Count every line in the following entries where the word "сумме" appears. Give the count alone.

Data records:
- - - -
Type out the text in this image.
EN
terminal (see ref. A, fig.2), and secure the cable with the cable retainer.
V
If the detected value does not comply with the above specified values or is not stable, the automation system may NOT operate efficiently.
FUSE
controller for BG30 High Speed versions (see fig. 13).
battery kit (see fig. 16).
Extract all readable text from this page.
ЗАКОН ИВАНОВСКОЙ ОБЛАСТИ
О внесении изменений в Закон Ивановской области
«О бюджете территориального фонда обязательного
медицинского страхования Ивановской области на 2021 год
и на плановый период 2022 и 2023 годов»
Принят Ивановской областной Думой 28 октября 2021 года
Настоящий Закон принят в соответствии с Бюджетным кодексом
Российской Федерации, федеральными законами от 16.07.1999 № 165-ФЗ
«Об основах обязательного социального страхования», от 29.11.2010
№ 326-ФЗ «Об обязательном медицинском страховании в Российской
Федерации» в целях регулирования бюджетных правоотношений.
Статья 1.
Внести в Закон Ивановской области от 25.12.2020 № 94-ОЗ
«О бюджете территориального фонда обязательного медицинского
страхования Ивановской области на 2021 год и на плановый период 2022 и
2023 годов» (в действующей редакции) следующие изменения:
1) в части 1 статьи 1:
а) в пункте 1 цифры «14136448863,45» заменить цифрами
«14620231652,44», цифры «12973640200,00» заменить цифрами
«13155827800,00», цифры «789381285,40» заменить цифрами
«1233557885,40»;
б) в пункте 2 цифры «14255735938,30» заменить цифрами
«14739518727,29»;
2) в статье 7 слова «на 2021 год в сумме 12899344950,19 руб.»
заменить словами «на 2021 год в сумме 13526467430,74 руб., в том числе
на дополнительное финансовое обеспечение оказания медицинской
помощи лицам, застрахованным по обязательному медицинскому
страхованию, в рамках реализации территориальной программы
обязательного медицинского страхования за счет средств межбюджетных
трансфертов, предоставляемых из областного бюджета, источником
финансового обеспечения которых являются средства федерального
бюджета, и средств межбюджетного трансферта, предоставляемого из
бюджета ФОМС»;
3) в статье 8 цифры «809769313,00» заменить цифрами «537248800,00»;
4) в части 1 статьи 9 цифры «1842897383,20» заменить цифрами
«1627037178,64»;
- - - -
--- THE OUTPUT ---
2